** BEGIN **
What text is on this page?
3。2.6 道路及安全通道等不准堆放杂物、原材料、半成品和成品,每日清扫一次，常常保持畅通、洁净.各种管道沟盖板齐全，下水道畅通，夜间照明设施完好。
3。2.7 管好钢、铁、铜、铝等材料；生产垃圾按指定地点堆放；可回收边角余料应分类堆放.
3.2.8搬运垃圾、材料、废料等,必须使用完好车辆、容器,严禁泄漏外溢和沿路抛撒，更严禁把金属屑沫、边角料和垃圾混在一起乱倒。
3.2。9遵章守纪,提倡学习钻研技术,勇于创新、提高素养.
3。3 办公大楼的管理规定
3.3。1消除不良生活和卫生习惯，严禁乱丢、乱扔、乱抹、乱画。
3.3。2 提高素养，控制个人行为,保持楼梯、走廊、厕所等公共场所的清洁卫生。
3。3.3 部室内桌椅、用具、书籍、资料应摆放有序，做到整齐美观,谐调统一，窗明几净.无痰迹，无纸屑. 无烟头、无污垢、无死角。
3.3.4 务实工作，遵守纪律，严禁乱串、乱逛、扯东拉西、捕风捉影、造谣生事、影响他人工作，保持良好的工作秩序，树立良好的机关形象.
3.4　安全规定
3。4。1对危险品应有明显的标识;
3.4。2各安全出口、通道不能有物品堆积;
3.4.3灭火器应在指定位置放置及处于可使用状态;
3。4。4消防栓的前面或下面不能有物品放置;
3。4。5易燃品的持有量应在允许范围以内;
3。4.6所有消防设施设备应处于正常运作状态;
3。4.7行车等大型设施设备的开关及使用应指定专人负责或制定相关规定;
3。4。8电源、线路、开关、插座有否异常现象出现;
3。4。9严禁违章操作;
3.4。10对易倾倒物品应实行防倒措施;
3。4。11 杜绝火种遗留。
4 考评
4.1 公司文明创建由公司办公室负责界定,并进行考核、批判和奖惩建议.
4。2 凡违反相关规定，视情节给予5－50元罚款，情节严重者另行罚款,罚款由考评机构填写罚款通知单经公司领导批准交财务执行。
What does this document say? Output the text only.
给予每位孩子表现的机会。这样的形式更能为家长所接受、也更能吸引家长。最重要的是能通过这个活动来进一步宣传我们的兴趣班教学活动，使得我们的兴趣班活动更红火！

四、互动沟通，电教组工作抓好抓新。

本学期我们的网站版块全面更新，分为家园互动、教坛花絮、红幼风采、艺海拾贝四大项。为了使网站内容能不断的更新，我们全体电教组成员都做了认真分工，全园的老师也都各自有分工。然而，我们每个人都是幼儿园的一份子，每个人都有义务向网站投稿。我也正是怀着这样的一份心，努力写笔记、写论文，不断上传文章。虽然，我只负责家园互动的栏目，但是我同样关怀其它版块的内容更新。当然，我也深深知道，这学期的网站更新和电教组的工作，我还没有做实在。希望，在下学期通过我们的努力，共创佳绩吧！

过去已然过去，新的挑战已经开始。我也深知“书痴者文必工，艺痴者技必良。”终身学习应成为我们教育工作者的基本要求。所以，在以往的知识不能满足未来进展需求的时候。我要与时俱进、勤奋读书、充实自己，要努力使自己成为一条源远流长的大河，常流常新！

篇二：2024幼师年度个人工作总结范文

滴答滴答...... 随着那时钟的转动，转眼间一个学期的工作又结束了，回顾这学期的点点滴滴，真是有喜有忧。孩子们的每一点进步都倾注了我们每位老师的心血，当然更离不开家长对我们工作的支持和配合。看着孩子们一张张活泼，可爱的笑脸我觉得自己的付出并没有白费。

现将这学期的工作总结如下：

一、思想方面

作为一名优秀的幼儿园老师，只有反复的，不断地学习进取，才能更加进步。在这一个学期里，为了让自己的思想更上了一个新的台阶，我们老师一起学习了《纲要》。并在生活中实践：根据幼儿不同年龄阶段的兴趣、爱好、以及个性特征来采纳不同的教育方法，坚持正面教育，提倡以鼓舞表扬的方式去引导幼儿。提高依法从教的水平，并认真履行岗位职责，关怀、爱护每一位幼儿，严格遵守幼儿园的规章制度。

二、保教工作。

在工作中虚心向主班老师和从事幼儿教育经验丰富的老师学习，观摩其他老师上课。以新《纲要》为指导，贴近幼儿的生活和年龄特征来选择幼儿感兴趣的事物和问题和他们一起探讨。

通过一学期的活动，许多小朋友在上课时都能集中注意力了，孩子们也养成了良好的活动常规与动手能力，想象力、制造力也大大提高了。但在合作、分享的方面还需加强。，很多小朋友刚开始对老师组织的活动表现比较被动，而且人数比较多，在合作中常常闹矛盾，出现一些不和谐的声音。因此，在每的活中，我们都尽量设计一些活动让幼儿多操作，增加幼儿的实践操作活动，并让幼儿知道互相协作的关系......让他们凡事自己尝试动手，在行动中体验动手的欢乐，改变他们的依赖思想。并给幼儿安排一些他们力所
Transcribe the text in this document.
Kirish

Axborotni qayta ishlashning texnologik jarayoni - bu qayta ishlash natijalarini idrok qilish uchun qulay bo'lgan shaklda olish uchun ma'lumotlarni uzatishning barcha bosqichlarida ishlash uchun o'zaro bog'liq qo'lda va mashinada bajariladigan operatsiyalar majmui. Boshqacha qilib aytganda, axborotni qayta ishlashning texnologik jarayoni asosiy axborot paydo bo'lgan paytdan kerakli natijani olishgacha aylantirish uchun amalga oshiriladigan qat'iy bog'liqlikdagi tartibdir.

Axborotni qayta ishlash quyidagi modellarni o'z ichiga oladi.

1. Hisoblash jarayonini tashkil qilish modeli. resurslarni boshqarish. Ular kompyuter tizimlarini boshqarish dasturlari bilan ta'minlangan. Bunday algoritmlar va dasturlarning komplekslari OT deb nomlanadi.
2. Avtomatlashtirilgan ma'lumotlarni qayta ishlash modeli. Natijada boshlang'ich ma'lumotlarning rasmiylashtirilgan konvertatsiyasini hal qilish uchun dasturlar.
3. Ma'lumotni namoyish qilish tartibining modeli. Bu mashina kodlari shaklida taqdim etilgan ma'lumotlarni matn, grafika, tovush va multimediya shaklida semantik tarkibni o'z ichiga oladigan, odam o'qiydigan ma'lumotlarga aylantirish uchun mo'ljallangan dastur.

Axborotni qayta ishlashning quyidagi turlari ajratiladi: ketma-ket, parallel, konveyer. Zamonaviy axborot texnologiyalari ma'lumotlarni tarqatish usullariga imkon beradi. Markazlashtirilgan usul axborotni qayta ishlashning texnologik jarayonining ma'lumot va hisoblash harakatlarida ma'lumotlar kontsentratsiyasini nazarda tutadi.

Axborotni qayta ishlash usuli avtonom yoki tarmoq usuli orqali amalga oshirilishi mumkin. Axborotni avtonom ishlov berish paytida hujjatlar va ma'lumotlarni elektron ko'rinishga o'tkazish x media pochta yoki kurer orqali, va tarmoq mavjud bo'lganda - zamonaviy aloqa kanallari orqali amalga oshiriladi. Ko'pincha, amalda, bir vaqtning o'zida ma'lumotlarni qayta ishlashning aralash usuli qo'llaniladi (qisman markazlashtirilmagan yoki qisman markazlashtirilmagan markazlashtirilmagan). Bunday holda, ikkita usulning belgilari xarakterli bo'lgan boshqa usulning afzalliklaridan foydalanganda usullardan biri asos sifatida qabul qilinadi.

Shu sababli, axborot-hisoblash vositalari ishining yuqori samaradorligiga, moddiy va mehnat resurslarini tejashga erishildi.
** END **
## [EXERCISE PROMPT]
Copy out all lines that carry the word "ichiga".

## [OUTPUT OF THE EXERCISE]
Axborotni qayta ishlash quyidagi modellarni o'z ichiga oladi.
3. Ma'lumotni namoyish qilish tartibining modeli. Bu mashina kodlari shaklida taqdim etilgan ma'lumotlarni matn, grafika, tovush va multimediya shaklida semantik tarkibni o'z ichiga oladigan, odam o'qiydigan ma'lumotlarga aylantirish uchun mo'ljallangan dastur.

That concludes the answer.